═══ Source excerpt ═══
It is difficult to understate the catastrophic effect of this loss of livestock on the nomadic Kazakh way of life. Whereas on the eve of the famine in 1929, the average household owned 41 animals, that number had, by 1933, plummeted to 2.2 (Kindler, 100). This radically disrupted the entire production cycle of animal breeding, and many herders found themselves increasingly dependent on settled farmers,  who were already burdened by lofty grain requisitions, for food (Ohayon, 7). Moreover, without pack animals like sheep, camels, and goats, food could not be transported to the kolkhoz or aul quickly enough to avoid spoilage (Kindler, 101). Although all rural populations in Kazakhstan were affected by the collectivization crisis, experts agree that the disproportionate death toll of Kazakhs during the famine can be explained by the nomadic economy’s structural reliance on livestock (Ohayon, 7; Olcott, 136-7; Cameron 2016, 120; Richter, 483).

Kazakhs who sedentarized—either by choice or as a result of abject poverty—also struggled to escape the famine. Formerly nomadic Kazakhs had no experience in settled agriculture and did not have the knowledge or resources necessary to prepare for and survive emergencies like the mass crop failure of 1931 (Kindler, 161). Meanwhile, kolkhozy designated by the state for nomadic settlement were so lacking in basic construction materials that only 15% of habitations planned in the state plan of 1930 were ever constructed (Olcott, 130). State farms were also located in desert areas far from water sources and did not receive adequate seed, leading to livestock death and insufficient crop yields that brought further suffering (Olcott 129-130). Collectivized agriculture in Kazakhstan was so ineffective that, by 1938, the future breadbasket of the Soviet Union was still a net importer of grain (Olcott, 137). 

By the winter of 1930-31, the famine was so severe that “almost every Kazakh was in flight” (Cameron, 143). To avoid famine or requisitions, at least 600,000 people left the republic altogether, using traditional knowledge of seasonal migration routes to seek refuge in Western Siberia, other Central Asian republics, and Xinjiang (Ohayon, 3). This massive flight of starving Kazakhs created a transnational refugee crisis unique to the Kazakh famine. 

Within the Soviet Union, fleeing nomads were known as otkochevniki7 and endured vilification and abuse. Refugees did not fit into any of the strict class categories defined by Soviet society and were thus treated as “declassified elements” not qualified for organized state relief (Kindler, 174). The destitution of the starving came to be seen as confirmation of stereotypes depicting Kazakhs as “lazy and filthy people,” and many were expelled from cities, targeted by racial violence, or selectively deprived of life-saving state provisions (Kindler, 177; Cameron, 14, 145). Meanwhile, new analysis by Cameron shows that thousands of Kazakhs attempting to flee the crisis by traversing the border to Xinjiang were shot by Soviet border guards on the orders of the Politburo, whose members sought to stem the outflow of livestock targeted for collectivization by whatever means necessary (Cameron, 123-4, Kindler, 142-3).
═══ Record excerpts ═══
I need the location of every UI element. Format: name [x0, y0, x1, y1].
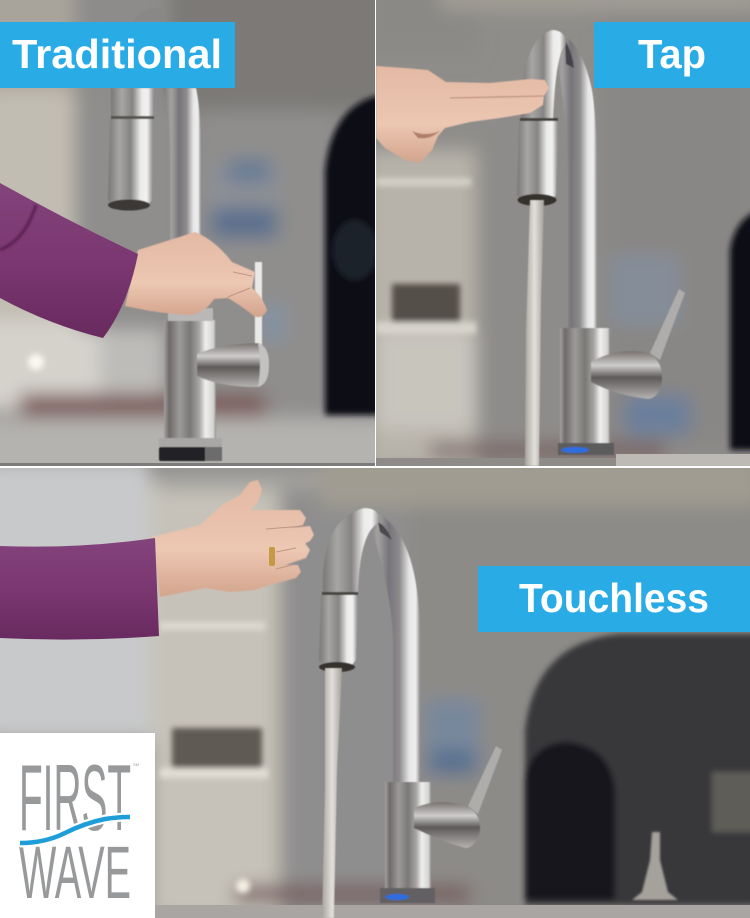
- icon: open hand with sleeve: [0, 480, 314, 640]
- icon: faucet tap: [517, 30, 685, 455]
- label: Touchless: [478, 566, 750, 632]
- label: Tap: Tap: [638, 31, 706, 77]
- label: Traditional: [0, 22, 235, 88]
- logo: First Wave: [0, 733, 155, 918]
- icon: water stream touchless: [322, 668, 342, 918]
- label: Touchless: Touchless: [519, 575, 709, 621]
- panel: tap faucet photo: [366, 0, 750, 470]
- icon: faucet touchless: [319, 508, 502, 903]
- logo: First Wave: SM: [133, 762, 139, 767]
- label: Traditional: Traditional: [12, 31, 222, 77]
- icon: background soap dispenser: [632, 832, 678, 900]
- logo: First Wave: WAVE: [19, 831, 131, 914]
- panel: traditional faucet photo: [0, 0, 400, 478]
- icon: faucet traditional: [108, 88, 270, 462]
- logo: First Wave: FIRST: [19, 745, 131, 850]
- icon: hand tapping: [376, 66, 549, 163]
- panel: touchless faucet photo: [0, 455, 750, 918]
- label: Tap: [594, 22, 750, 88]
- icon: water stream tap: [525, 200, 544, 466]
- icon: arm with sleeve reaching lever: [0, 183, 267, 338]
═══
> **Set problem**:
Reproduce the passage of the famine text from "By the winter" up to and including "the Kazakh famine.".

> **Finished answer**:
By the winter of 1930-31, the famine was so severe that “almost every Kazakh was in flight” (Cameron, 143). To avoid famine or requisitions, at least 600,000 people left the republic altogether, using traditional knowledge of seasonal migration routes to seek refuge in Western Siberia, other Central Asian republics, and Xinjiang (Ohayon, 3). This massive flight of starving Kazakhs created a transnational refugee crisis unique to the Kazakh famine.